═══ Provided records

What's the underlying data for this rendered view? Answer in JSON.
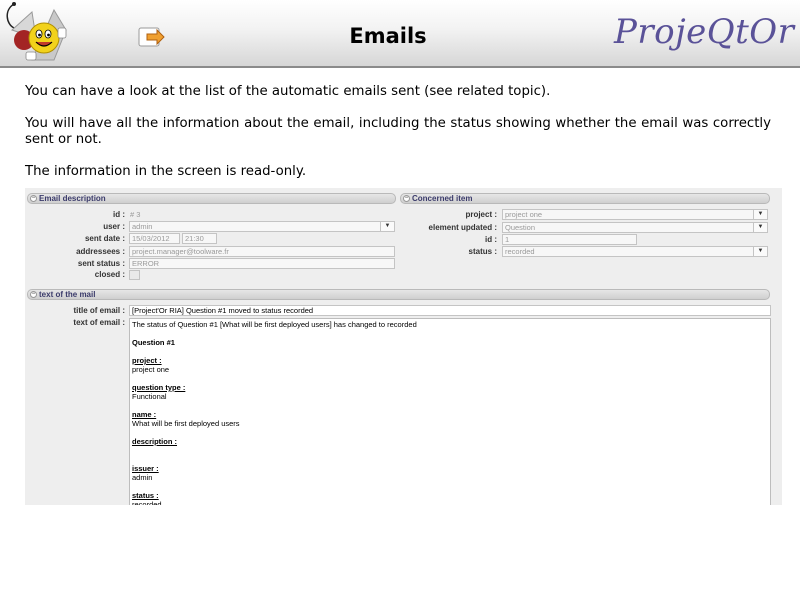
{
  "header": {
    "title": "Emails",
    "brand": "ProjeQtOr",
    "logo_icon": "projeqtor-mascot-logo",
    "nav_icon": "return-arrow-icon"
  },
  "content": {
    "para1": "You can have a look at the list of the automatic emails sent (see related topic).",
    "para2": "You will have all the information about the email, including the status showing whether the email was correctly sent or not.",
    "para3": "The information in the screen is read-only."
  },
  "email_description": {
    "section_title": "Email description",
    "id_label": "id :",
    "id_value": "# 3",
    "user_label": "user :",
    "user_value": "admin",
    "sent_date_label": "sent date :",
    "sent_date_value": "15/03/2012",
    "sent_time_value": "21:30",
    "addressees_label": "addressees :",
    "addressees_value": "project.manager@toolware.fr",
    "sent_status_label": "sent status :",
    "sent_status_value": "ERROR",
    "closed_label": "closed :"
  },
  "concerned_item": {
    "section_title": "Concerned item",
    "project_label": "project :",
    "project_value": "project one",
    "element_label": "element updated :",
    "element_value": "Question",
    "id_label": "id :",
    "id_value": "1",
    "status_label": "status :",
    "status_value": "recorded"
  },
  "mail": {
    "section_title": "text of the mail",
    "title_label": "title of email :",
    "title_value": "[Project'Or RIA] Question #1 moved to status recorded",
    "text_label": "text of email :",
    "line1": "The status of Question #1 [What will be first deployed users] has changed to recorded",
    "heading": "Question #1",
    "project_h": "project :",
    "project_v": "project one",
    "qtype_h": "question type :",
    "qtype_v": "Functional",
    "name_h": "name :",
    "name_v": "What will be first deployed users",
    "desc_h": "description :",
    "issuer_h": "issuer :",
    "issuer_v": "admin",
    "status_h": "status :",
    "status_v": "recorded"
  },
  "colors": {
    "brand": "#5a5298",
    "section_text": "#3b3b6b"
  }
}
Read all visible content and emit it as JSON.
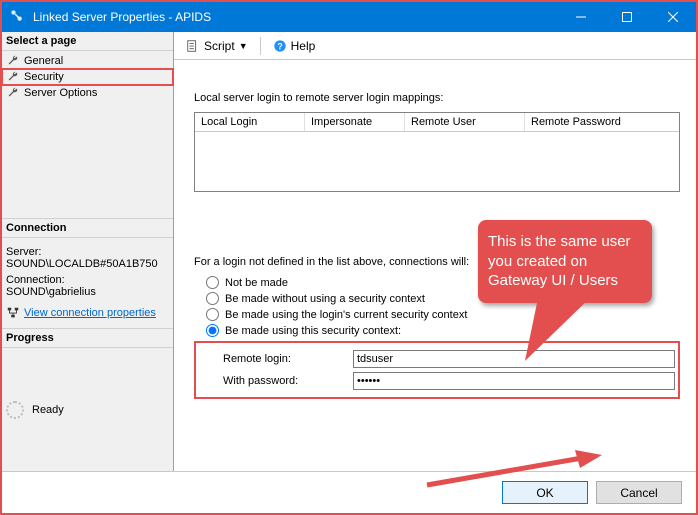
{
  "window": {
    "title": "Linked Server Properties - APIDS"
  },
  "left": {
    "select_page": "Select a page",
    "items": [
      {
        "label": "General"
      },
      {
        "label": "Security"
      },
      {
        "label": "Server Options"
      }
    ],
    "connection_head": "Connection",
    "server_label": "Server:",
    "server_value": "SOUND\\LOCALDB#50A1B750",
    "conn_label": "Connection:",
    "conn_value": "SOUND\\gabrielius",
    "vcp": "View connection properties",
    "progress_head": "Progress",
    "ready": "Ready"
  },
  "toolbar": {
    "script": "Script",
    "help": "Help"
  },
  "content": {
    "mappings_caption": "Local server login to remote server login mappings:",
    "cols": {
      "c1": "Local Login",
      "c2": "Impersonate",
      "c3": "Remote User",
      "c4": "Remote Password"
    },
    "prompt": "For a login not defined in the list above, connections will:",
    "opt1": "Not be made",
    "opt2": "Be made without using a security context",
    "opt3": "Be made using the login's current security context",
    "opt4": "Be made using this security context:",
    "remote_login_label": "Remote login:",
    "with_password_label": "With password:",
    "remote_login_value": "tdsuser",
    "with_password_value": "••••••"
  },
  "footer": {
    "ok": "OK",
    "cancel": "Cancel"
  },
  "callout": {
    "text": "This is the same user you created on Gateway UI / Users"
  },
  "colors": {
    "accent": "#0078d7",
    "annotation": "#e34e4e"
  }
}
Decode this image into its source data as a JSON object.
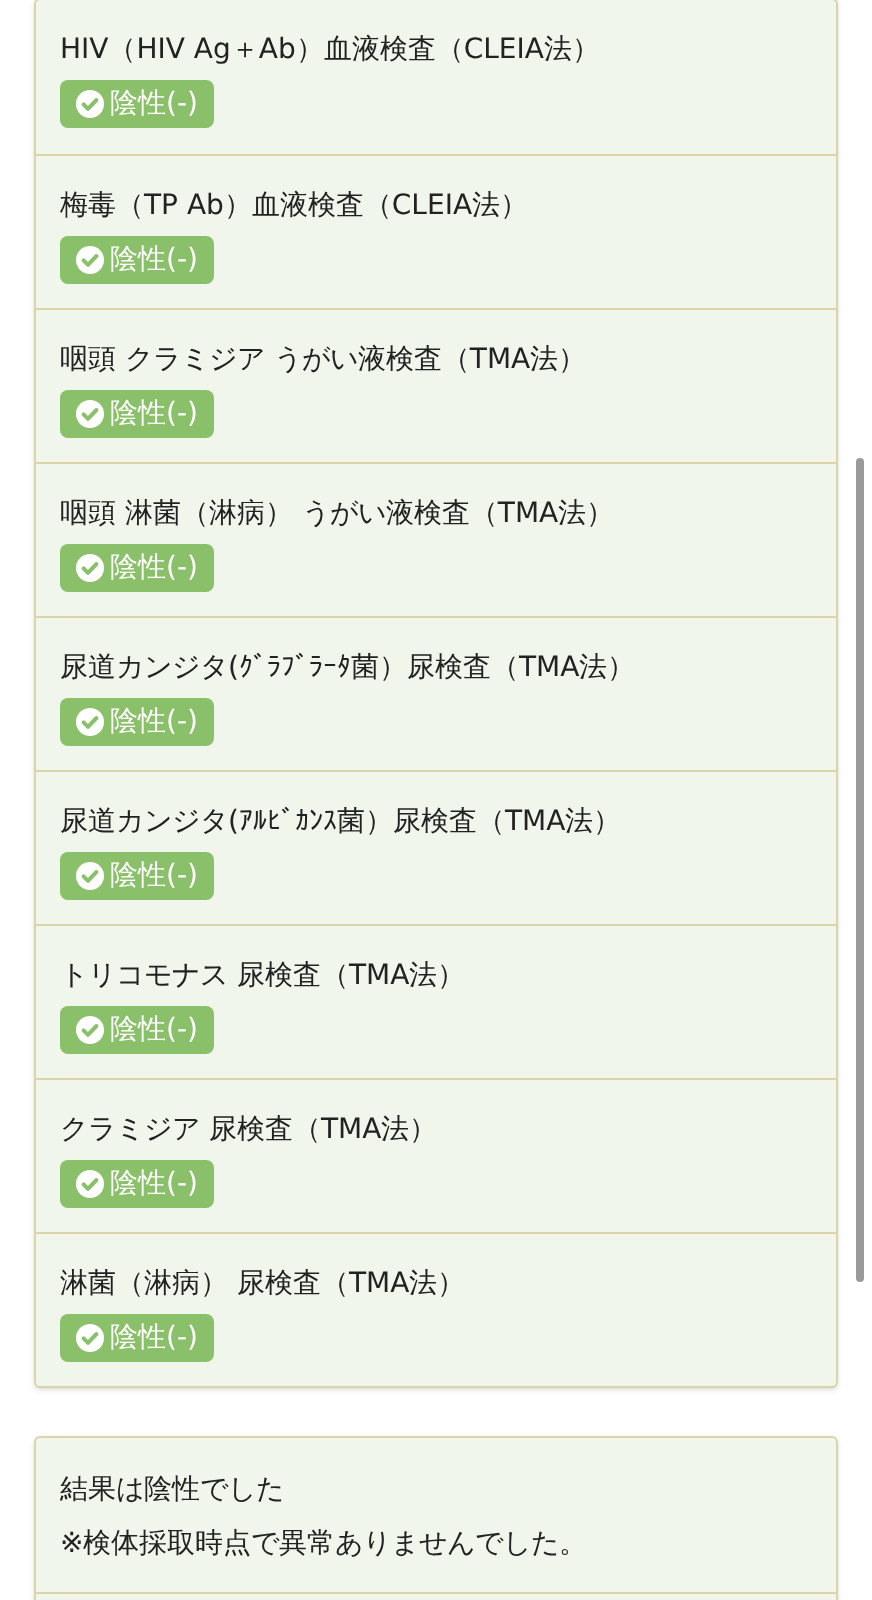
{
  "tests": [
    {
      "name": "HIV（HIV Ag＋Ab）血液検査（CLEIA法）",
      "result": {
        "kind": "negative",
        "label": "陰性(-)"
      }
    },
    {
      "name": "梅毒（TP Ab）血液検査（CLEIA法）",
      "result": {
        "kind": "negative",
        "label": "陰性(-)"
      }
    },
    {
      "name": "咽頭 クラミジア うがい液検査（TMA法）",
      "result": {
        "kind": "negative",
        "label": "陰性(-)"
      }
    },
    {
      "name": "咽頭 淋菌（淋病） うがい液検査（TMA法）",
      "result": {
        "kind": "negative",
        "label": "陰性(-)"
      }
    },
    {
      "name": "尿道カンジタ(ｸﾞﾗﾌﾞﾗｰﾀ菌）尿検査（TMA法）",
      "result": {
        "kind": "negative",
        "label": "陰性(-)"
      }
    },
    {
      "name": "尿道カンジタ(ｱﾙﾋﾞｶﾝｽ菌）尿検査（TMA法）",
      "result": {
        "kind": "negative",
        "label": "陰性(-)"
      }
    },
    {
      "name": "トリコモナス 尿検査（TMA法）",
      "result": {
        "kind": "negative",
        "label": "陰性(-)"
      }
    },
    {
      "name": "クラミジア 尿検査（TMA法）",
      "result": {
        "kind": "negative",
        "label": "陰性(-)"
      }
    },
    {
      "name": "淋菌（淋病） 尿検査（TMA法）",
      "result": {
        "kind": "negative",
        "label": "陰性(-)"
      }
    }
  ],
  "summary": {
    "lines": [
      "結果は陰性でした",
      "※検体採取時点で異常ありませんでした。"
    ]
  }
}
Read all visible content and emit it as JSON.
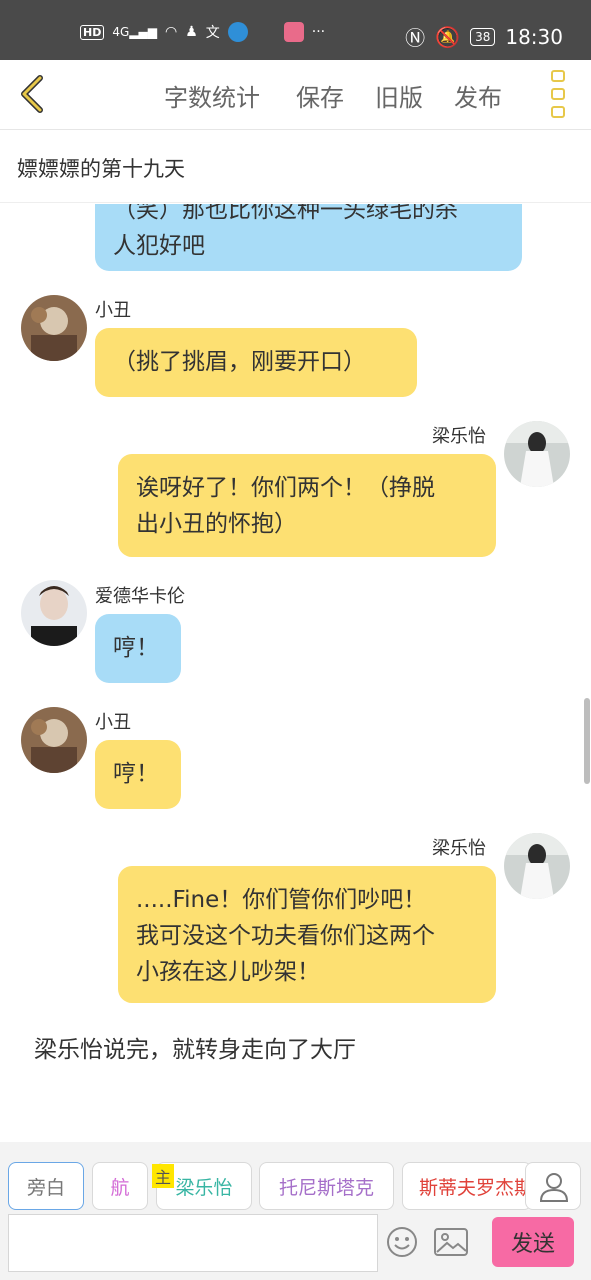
{
  "status_bar": {
    "hd_badge": "HD",
    "network": "4G",
    "battery": "38",
    "time": "18:30",
    "icons": [
      "signal-icon",
      "wifi-icon",
      "qq-icon",
      "translate-icon",
      "app-icon",
      "more-dots-icon",
      "nfc-icon",
      "mute-bell-icon",
      "battery-icon"
    ]
  },
  "toolbar": {
    "word_count": "字数统计",
    "save": "保存",
    "old_version": "旧版",
    "publish": "发布"
  },
  "chapter_title": "嫖嫖嫖的第十九天",
  "messages": [
    {
      "speaker": "",
      "side": "left",
      "color": "blue",
      "text": [
        "（笑）那也比你这种一头绿毛的杀",
        "人犯好吧"
      ]
    },
    {
      "speaker": "小丑",
      "side": "left",
      "color": "yellow",
      "text": [
        "（挑了挑眉，刚要开口）"
      ]
    },
    {
      "speaker": "梁乐怡",
      "side": "right",
      "color": "yellow",
      "text": [
        "诶呀好了！你们两个！（挣脱",
        "出小丑的怀抱）"
      ]
    },
    {
      "speaker": "爱德华卡伦",
      "side": "left",
      "color": "blue",
      "text": [
        "哼！"
      ]
    },
    {
      "speaker": "小丑",
      "side": "left",
      "color": "yellow",
      "text": [
        "哼！"
      ]
    },
    {
      "speaker": "梁乐怡",
      "side": "right",
      "color": "yellow",
      "text": [
        ".....Fine！你们管你们吵吧！",
        "我可没这个功夫看你们这两个",
        "小孩在这儿吵架！"
      ]
    }
  ],
  "narration": "梁乐怡说完，就转身走向了大厅",
  "roles": {
    "aside": "旁白",
    "hang": "航",
    "main_tag": "主",
    "liang": "梁乐怡",
    "tony": "托尼斯塔克",
    "steve": "斯蒂夫罗杰斯"
  },
  "input": {
    "value": "",
    "placeholder": ""
  },
  "send": "发送",
  "colors": {
    "accent_yellow": "#fde072",
    "bubble_blue": "#a8dcf7",
    "send_pink": "#f76aa4"
  }
}
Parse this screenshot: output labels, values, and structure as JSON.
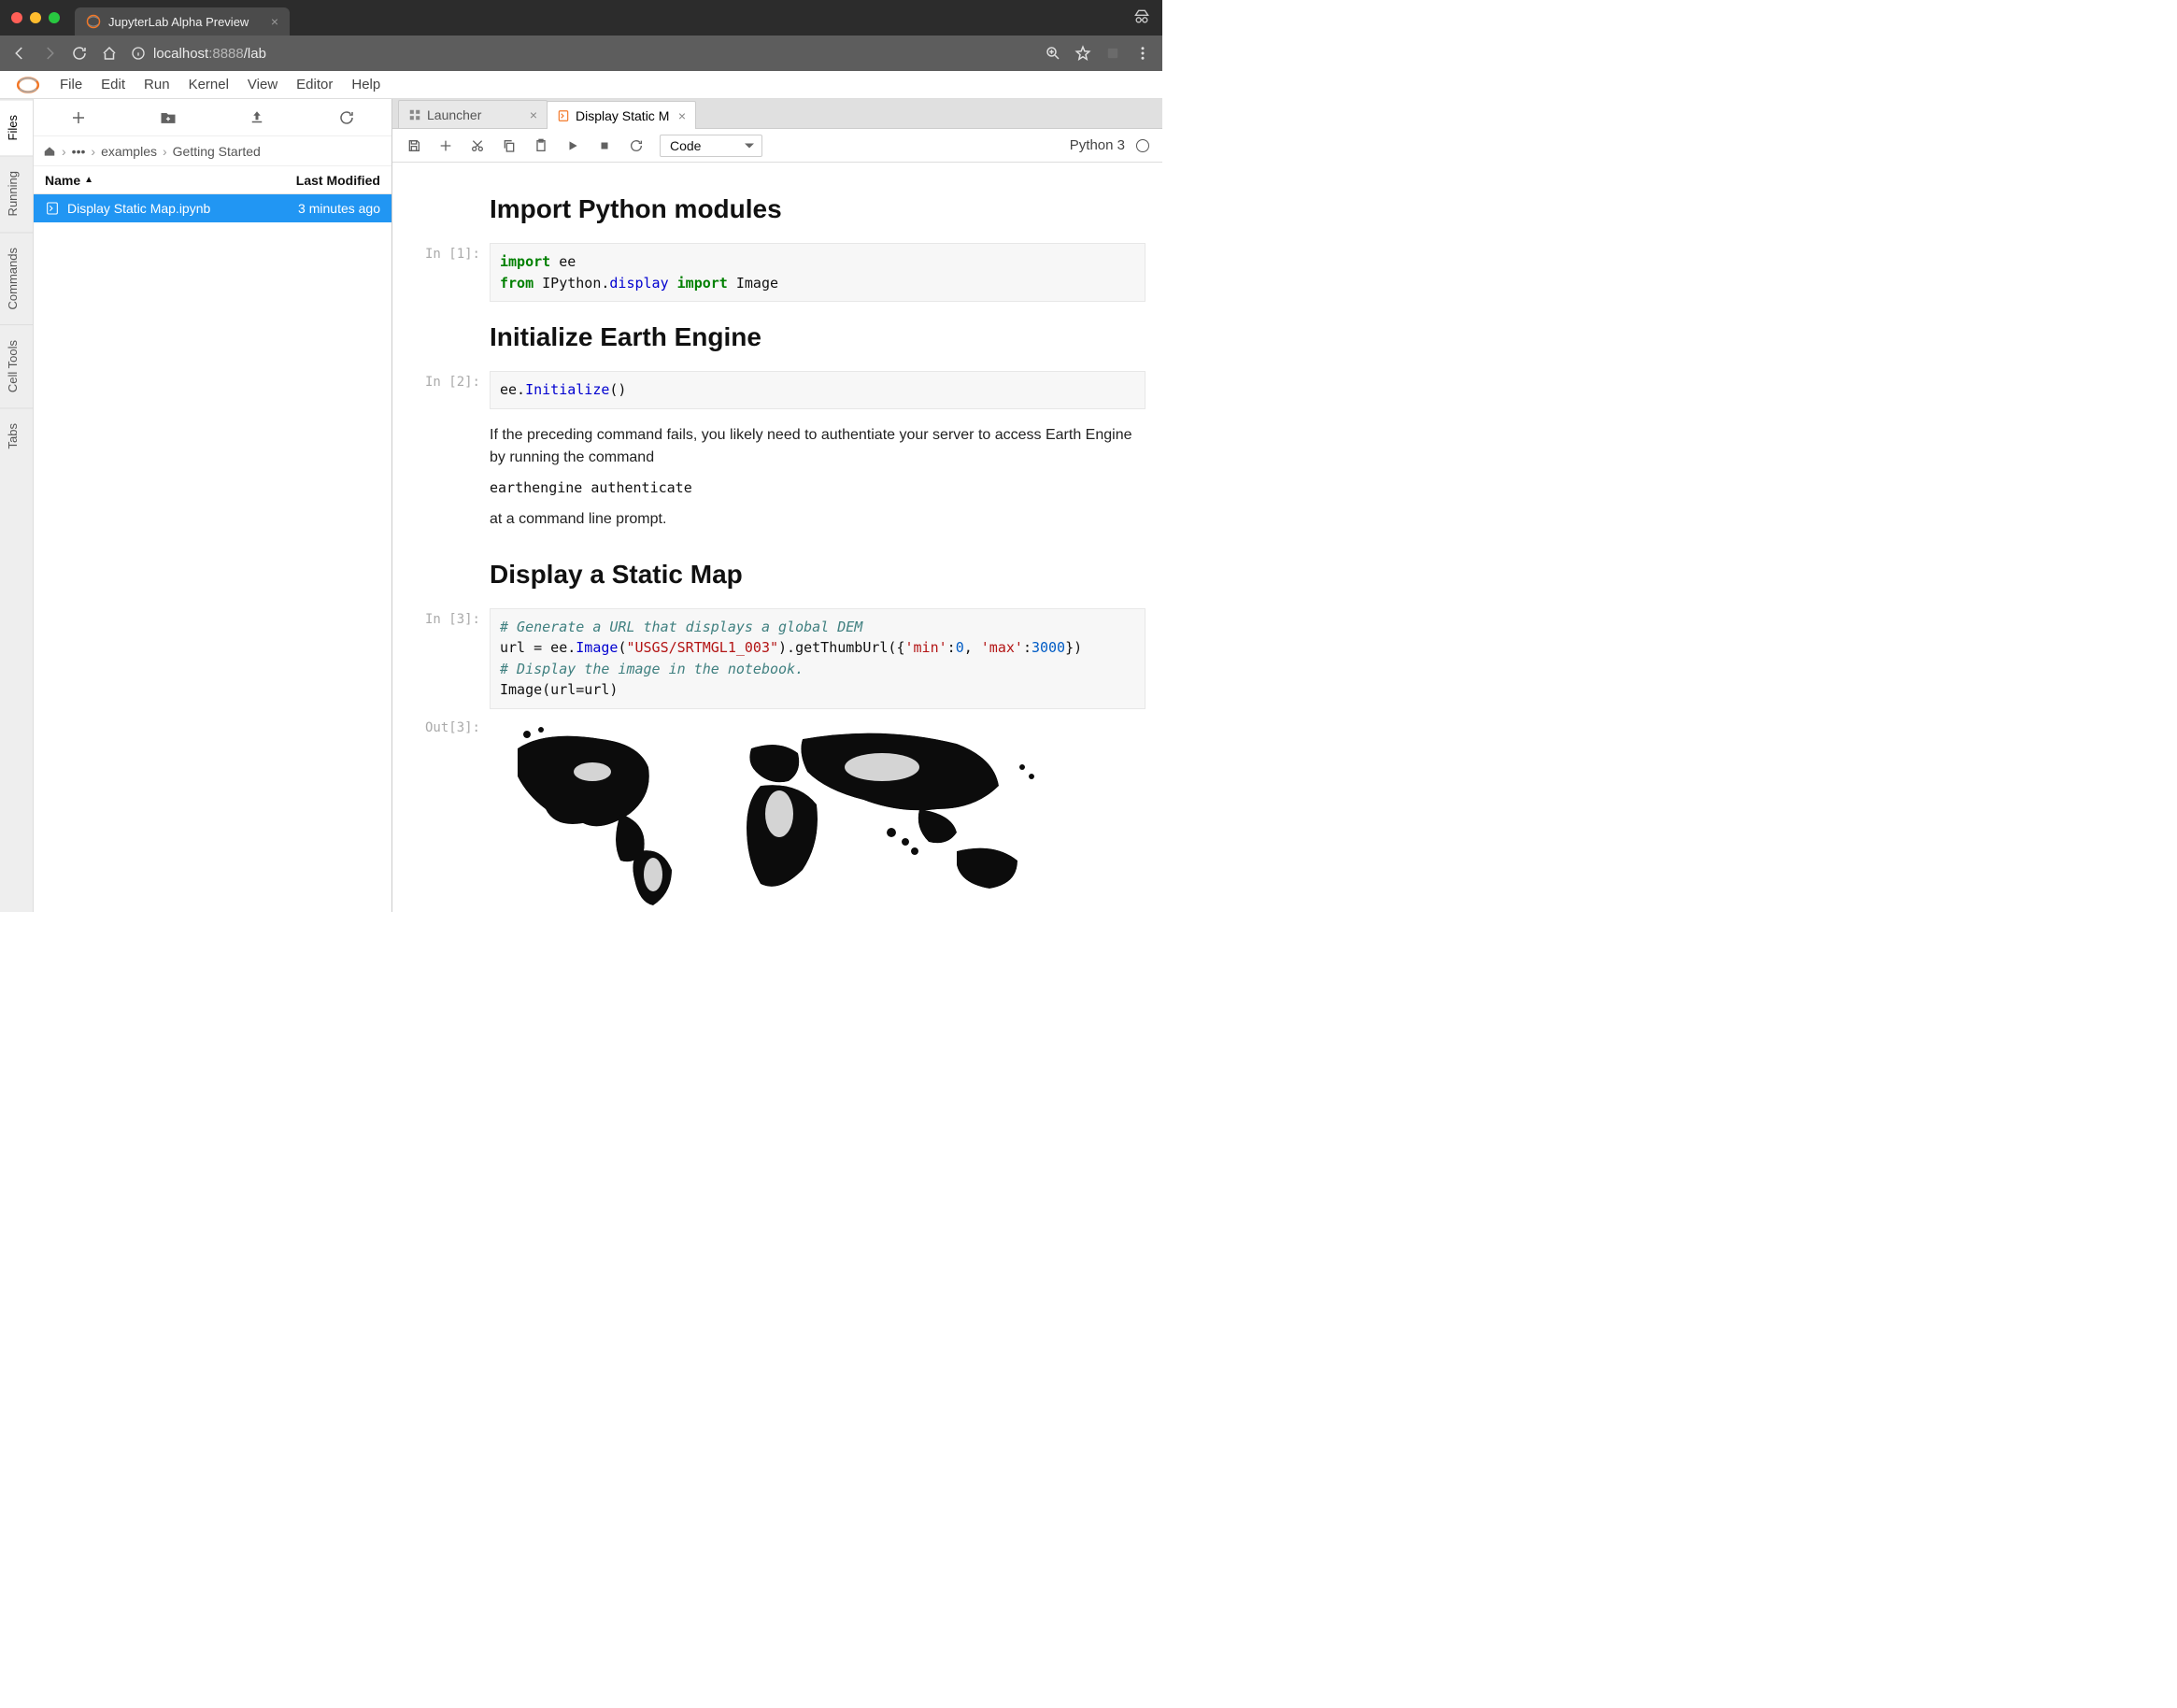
{
  "browser": {
    "tab_title": "JupyterLab Alpha Preview",
    "url_host": "localhost",
    "url_port": ":8888",
    "url_path": "/lab"
  },
  "menubar": [
    "File",
    "Edit",
    "Run",
    "Kernel",
    "View",
    "Editor",
    "Help"
  ],
  "left_rail": [
    "Files",
    "Running",
    "Commands",
    "Cell Tools",
    "Tabs"
  ],
  "filebrowser": {
    "breadcrumb": [
      "examples",
      "Getting Started"
    ],
    "columns": {
      "name": "Name",
      "last_modified": "Last Modified"
    },
    "rows": [
      {
        "name": "Display Static Map.ipynb",
        "last_modified": "3 minutes ago",
        "selected": true
      }
    ]
  },
  "doctabs": [
    {
      "label": "Launcher",
      "active": false,
      "icon": "launcher"
    },
    {
      "label": "Display Static M",
      "active": true,
      "icon": "notebook"
    }
  ],
  "nb_toolbar": {
    "cell_type": "Code",
    "kernel": "Python 3"
  },
  "cells": [
    {
      "type": "md",
      "h2": "Import Python modules"
    },
    {
      "type": "code",
      "prompt": "In [1]:",
      "code": "import ee\nfrom IPython.display import Image"
    },
    {
      "type": "md",
      "h2": "Initialize Earth Engine"
    },
    {
      "type": "code",
      "prompt": "In [2]:",
      "code": "ee.Initialize()"
    },
    {
      "type": "md",
      "p1": "If the preceding command fails, you likely need to authentiate your server to access Earth Engine by running the command",
      "mono": "earthengine authenticate",
      "p2": "at a command line prompt."
    },
    {
      "type": "md",
      "h2": "Display a Static Map"
    },
    {
      "type": "code",
      "prompt": "In [3]:",
      "code": "# Generate a URL that displays a global DEM\nurl = ee.Image(\"USGS/SRTMGL1_003\").getThumbUrl({'min':0, 'max':3000})\n# Display the image in the notebook.\nImage(url=url)"
    },
    {
      "type": "out",
      "prompt": "Out[3]:"
    }
  ]
}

══════

* What is being asked
Write only the number of lines in the records that include the word "SOUND".

* Exercise result
2